(Dataset records)
◇ ◇ ◇ ◇ ◇ ◇ ◇
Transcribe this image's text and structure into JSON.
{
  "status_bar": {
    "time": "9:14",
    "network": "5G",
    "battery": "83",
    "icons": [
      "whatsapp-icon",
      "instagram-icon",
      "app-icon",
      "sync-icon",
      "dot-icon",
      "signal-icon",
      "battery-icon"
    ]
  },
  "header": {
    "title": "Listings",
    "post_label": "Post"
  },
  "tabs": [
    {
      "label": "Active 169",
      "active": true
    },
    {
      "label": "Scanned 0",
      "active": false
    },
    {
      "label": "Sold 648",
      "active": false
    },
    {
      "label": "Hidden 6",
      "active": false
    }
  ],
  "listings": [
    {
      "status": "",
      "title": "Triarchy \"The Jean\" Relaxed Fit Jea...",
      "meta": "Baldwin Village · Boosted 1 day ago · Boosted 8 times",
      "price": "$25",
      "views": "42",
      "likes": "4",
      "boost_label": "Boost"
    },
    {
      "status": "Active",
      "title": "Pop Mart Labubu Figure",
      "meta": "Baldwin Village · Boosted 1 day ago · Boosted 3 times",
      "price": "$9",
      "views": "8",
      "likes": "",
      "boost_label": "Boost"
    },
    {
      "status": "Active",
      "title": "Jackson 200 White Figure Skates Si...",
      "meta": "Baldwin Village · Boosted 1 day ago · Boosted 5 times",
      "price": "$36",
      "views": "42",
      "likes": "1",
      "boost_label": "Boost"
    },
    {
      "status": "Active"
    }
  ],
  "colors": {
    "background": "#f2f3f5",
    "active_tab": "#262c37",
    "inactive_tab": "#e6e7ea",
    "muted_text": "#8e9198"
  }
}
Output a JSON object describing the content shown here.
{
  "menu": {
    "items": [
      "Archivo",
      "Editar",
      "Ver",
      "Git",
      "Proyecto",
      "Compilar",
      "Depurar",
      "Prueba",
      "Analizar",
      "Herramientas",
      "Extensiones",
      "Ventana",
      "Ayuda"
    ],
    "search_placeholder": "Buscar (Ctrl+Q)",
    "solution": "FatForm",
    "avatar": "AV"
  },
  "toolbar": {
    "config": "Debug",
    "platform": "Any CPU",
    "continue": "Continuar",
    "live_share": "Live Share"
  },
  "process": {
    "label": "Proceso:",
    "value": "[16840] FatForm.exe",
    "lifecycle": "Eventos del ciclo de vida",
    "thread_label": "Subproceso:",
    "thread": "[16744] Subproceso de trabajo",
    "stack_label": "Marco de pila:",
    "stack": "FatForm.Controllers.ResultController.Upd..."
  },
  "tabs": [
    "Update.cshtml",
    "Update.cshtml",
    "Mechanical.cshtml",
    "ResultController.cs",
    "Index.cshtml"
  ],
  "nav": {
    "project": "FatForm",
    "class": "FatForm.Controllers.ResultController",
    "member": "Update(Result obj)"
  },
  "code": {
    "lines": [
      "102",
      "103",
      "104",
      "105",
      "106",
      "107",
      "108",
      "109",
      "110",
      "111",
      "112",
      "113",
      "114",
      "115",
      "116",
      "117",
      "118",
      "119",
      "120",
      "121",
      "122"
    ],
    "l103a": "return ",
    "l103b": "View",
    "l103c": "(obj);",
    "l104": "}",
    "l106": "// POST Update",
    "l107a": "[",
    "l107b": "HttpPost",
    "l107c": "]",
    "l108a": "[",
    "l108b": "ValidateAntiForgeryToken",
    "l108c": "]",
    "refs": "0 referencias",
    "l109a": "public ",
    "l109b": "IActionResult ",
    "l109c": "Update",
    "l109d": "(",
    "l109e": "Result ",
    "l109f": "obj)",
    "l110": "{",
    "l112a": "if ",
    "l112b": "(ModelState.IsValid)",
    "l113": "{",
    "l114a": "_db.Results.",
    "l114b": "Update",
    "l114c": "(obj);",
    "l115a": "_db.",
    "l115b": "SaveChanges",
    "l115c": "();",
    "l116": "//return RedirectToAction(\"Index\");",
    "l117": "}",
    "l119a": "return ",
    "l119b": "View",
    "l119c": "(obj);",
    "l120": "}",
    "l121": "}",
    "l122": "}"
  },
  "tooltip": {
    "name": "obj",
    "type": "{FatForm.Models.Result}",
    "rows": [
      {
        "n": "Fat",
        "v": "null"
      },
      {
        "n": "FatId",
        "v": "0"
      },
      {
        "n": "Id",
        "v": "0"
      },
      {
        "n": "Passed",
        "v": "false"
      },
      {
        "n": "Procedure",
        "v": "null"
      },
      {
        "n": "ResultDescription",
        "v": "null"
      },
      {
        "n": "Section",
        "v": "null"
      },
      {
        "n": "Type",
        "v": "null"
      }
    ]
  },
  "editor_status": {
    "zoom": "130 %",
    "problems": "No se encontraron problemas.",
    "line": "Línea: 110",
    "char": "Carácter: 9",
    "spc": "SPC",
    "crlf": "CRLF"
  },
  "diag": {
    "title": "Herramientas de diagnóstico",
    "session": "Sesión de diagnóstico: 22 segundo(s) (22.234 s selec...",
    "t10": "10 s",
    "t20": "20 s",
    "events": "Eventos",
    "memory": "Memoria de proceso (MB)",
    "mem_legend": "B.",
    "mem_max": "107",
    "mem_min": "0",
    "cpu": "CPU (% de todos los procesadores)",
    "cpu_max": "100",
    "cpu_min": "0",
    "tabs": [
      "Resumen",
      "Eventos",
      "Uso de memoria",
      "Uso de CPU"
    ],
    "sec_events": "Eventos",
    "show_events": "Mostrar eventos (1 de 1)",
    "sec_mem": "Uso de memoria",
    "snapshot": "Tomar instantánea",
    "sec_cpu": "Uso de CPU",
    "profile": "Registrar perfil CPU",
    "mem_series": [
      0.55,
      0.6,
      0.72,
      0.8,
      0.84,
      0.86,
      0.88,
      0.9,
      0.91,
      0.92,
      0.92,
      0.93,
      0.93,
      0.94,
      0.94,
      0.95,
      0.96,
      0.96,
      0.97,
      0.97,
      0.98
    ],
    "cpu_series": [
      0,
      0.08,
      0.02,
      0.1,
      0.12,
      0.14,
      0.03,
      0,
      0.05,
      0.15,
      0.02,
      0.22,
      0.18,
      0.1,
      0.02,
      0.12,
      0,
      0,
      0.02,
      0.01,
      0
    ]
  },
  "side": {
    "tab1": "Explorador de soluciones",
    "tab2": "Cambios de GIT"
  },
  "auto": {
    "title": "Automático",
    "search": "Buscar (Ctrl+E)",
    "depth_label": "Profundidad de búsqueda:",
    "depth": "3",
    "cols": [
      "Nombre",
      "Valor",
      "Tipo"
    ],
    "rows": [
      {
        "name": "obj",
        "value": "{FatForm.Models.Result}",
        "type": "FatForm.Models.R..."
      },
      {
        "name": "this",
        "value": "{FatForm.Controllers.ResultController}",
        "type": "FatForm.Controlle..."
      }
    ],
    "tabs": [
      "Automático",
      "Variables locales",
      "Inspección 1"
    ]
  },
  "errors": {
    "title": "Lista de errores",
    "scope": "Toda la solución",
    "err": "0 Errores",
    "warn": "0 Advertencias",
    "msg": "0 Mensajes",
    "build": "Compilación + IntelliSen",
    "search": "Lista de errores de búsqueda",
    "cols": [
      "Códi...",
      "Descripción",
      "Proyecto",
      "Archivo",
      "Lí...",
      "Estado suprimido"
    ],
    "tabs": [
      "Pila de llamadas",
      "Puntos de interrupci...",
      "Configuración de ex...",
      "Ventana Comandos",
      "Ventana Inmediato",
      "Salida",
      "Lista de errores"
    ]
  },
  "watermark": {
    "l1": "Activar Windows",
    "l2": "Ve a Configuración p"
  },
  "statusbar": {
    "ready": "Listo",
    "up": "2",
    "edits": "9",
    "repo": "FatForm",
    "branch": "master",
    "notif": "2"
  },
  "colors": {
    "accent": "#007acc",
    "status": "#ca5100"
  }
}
◇ ◇ ◇ ◇ ◇ ◇ ◇
**PROBLEM DESCRIPTION:**
Write out every line of the preceding listing that contains "Village".

**THE RESPONSE:**
      "meta": "Baldwin Village · Boosted 1 day ago · Boosted 8 times",
      "meta": "Baldwin Village · Boosted 1 day ago · Boosted 3 times",
      "meta": "Baldwin Village · Boosted 1 day ago · Boosted 5 times",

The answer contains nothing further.